§ **Exercise details**
Reproduce the listing below exactly, minus its pictures.

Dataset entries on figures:
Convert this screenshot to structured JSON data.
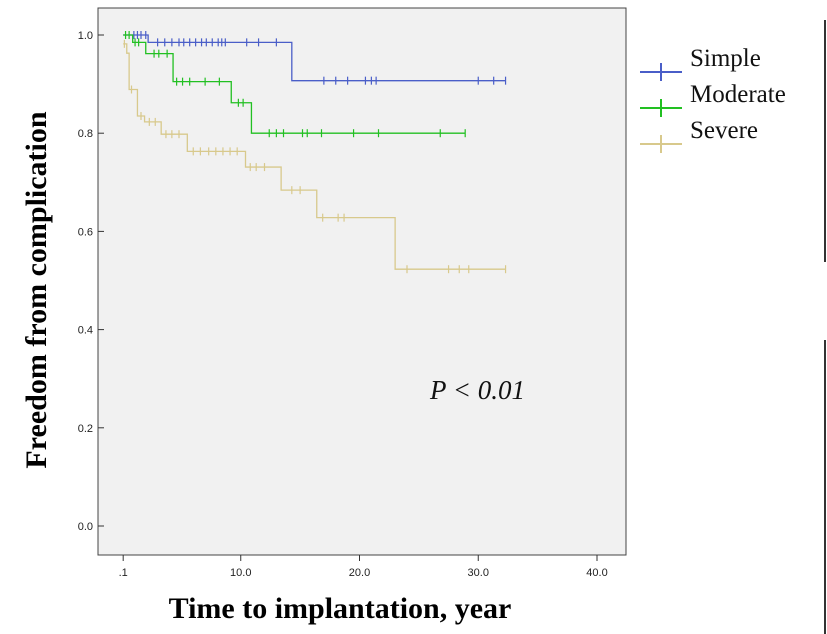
{
  "chart_data": {
    "type": "line",
    "xlabel": "Time to implantation, year",
    "ylabel": "Freedom from complication",
    "xlim": [
      0,
      40
    ],
    "ylim": [
      0,
      1.0
    ],
    "x_ticks": [
      ".1",
      "10.0",
      "20.0",
      "30.0",
      "40.0"
    ],
    "x_tick_values": [
      0.1,
      10,
      20,
      30,
      40
    ],
    "y_ticks": [
      "0.0",
      "0.2",
      "0.4",
      "0.6",
      "0.8",
      "1.0"
    ],
    "y_tick_values": [
      0,
      0.2,
      0.4,
      0.6,
      0.8,
      1.0
    ],
    "grid": false,
    "legend_position": "right",
    "annotation": "P < 0.01",
    "series": [
      {
        "name": "Simple",
        "color": "#4a5ec8",
        "steps": [
          [
            0.1,
            1.0
          ],
          [
            2.2,
            0.985
          ],
          [
            14.3,
            0.907
          ],
          [
            32.3,
            0.907
          ]
        ],
        "censored": [
          1.0,
          1.3,
          1.6,
          2.0,
          3.0,
          3.6,
          4.2,
          4.8,
          5.2,
          5.7,
          6.2,
          6.7,
          7.1,
          7.6,
          8.1,
          8.4,
          8.7,
          10.5,
          11.5,
          13.0,
          17.0,
          18.0,
          19.0,
          20.5,
          21.0,
          21.4,
          30.0,
          31.3,
          32.3
        ]
      },
      {
        "name": "Moderate",
        "color": "#22c022",
        "steps": [
          [
            0.1,
            1.0
          ],
          [
            0.9,
            0.985
          ],
          [
            2.0,
            0.962
          ],
          [
            4.3,
            0.905
          ],
          [
            9.2,
            0.862
          ],
          [
            10.9,
            0.8
          ],
          [
            28.9,
            0.8
          ]
        ],
        "censored": [
          0.3,
          0.6,
          1.1,
          1.4,
          2.7,
          3.1,
          3.8,
          4.6,
          5.1,
          5.7,
          7.0,
          8.2,
          9.8,
          10.2,
          12.4,
          13.0,
          13.6,
          15.2,
          15.6,
          16.8,
          19.5,
          21.6,
          26.8,
          28.9
        ]
      },
      {
        "name": "Severe",
        "color": "#d8c98c",
        "steps": [
          [
            0.1,
            0.982
          ],
          [
            0.4,
            0.963
          ],
          [
            0.6,
            0.889
          ],
          [
            1.3,
            0.835
          ],
          [
            1.9,
            0.823
          ],
          [
            3.3,
            0.798
          ],
          [
            5.5,
            0.763
          ],
          [
            10.4,
            0.731
          ],
          [
            13.4,
            0.684
          ],
          [
            16.4,
            0.628
          ],
          [
            23.0,
            0.523
          ],
          [
            32.3,
            0.523
          ]
        ],
        "censored": [
          0.2,
          0.8,
          1.6,
          2.3,
          2.8,
          3.7,
          4.2,
          4.8,
          6.0,
          6.6,
          7.3,
          7.9,
          8.5,
          9.1,
          9.7,
          10.8,
          11.3,
          12.0,
          14.3,
          15.0,
          16.9,
          18.2,
          18.7,
          24.0,
          27.5,
          28.4,
          29.2,
          32.3
        ]
      }
    ]
  }
}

§ **Response to the task**
Convert this screenshot to structured JSON data.
{
  "chart_data": {
    "type": "line",
    "xlabel": "Time to implantation, year",
    "ylabel": "Freedom from complication",
    "xlim": [
      0,
      40
    ],
    "ylim": [
      0,
      1.0
    ],
    "x_ticks": [
      ".1",
      "10.0",
      "20.0",
      "30.0",
      "40.0"
    ],
    "x_tick_values": [
      0.1,
      10,
      20,
      30,
      40
    ],
    "y_ticks": [
      "0.0",
      "0.2",
      "0.4",
      "0.6",
      "0.8",
      "1.0"
    ],
    "y_tick_values": [
      0,
      0.2,
      0.4,
      0.6,
      0.8,
      1.0
    ],
    "grid": false,
    "legend_position": "right",
    "annotation": "P < 0.01",
    "series": [
      {
        "name": "Simple",
        "color": "#4a5ec8",
        "steps": [
          [
            0.1,
            1.0
          ],
          [
            2.2,
            0.985
          ],
          [
            14.3,
            0.907
          ],
          [
            32.3,
            0.907
          ]
        ],
        "censored": [
          1.0,
          1.3,
          1.6,
          2.0,
          3.0,
          3.6,
          4.2,
          4.8,
          5.2,
          5.7,
          6.2,
          6.7,
          7.1,
          7.6,
          8.1,
          8.4,
          8.7,
          10.5,
          11.5,
          13.0,
          17.0,
          18.0,
          19.0,
          20.5,
          21.0,
          21.4,
          30.0,
          31.3,
          32.3
        ]
      },
      {
        "name": "Moderate",
        "color": "#22c022",
        "steps": [
          [
            0.1,
            1.0
          ],
          [
            0.9,
            0.985
          ],
          [
            2.0,
            0.962
          ],
          [
            4.3,
            0.905
          ],
          [
            9.2,
            0.862
          ],
          [
            10.9,
            0.8
          ],
          [
            28.9,
            0.8
          ]
        ],
        "censored": [
          0.3,
          0.6,
          1.1,
          1.4,
          2.7,
          3.1,
          3.8,
          4.6,
          5.1,
          5.7,
          7.0,
          8.2,
          9.8,
          10.2,
          12.4,
          13.0,
          13.6,
          15.2,
          15.6,
          16.8,
          19.5,
          21.6,
          26.8,
          28.9
        ]
      },
      {
        "name": "Severe",
        "color": "#d8c98c",
        "steps": [
          [
            0.1,
            0.982
          ],
          [
            0.4,
            0.963
          ],
          [
            0.6,
            0.889
          ],
          [
            1.3,
            0.835
          ],
          [
            1.9,
            0.823
          ],
          [
            3.3,
            0.798
          ],
          [
            5.5,
            0.763
          ],
          [
            10.4,
            0.731
          ],
          [
            13.4,
            0.684
          ],
          [
            16.4,
            0.628
          ],
          [
            23.0,
            0.523
          ],
          [
            32.3,
            0.523
          ]
        ],
        "censored": [
          0.2,
          0.8,
          1.6,
          2.3,
          2.8,
          3.7,
          4.2,
          4.8,
          6.0,
          6.6,
          7.3,
          7.9,
          8.5,
          9.1,
          9.7,
          10.8,
          11.3,
          12.0,
          14.3,
          15.0,
          16.9,
          18.2,
          18.7,
          24.0,
          27.5,
          28.4,
          29.2,
          32.3
        ]
      }
    ]
  }
}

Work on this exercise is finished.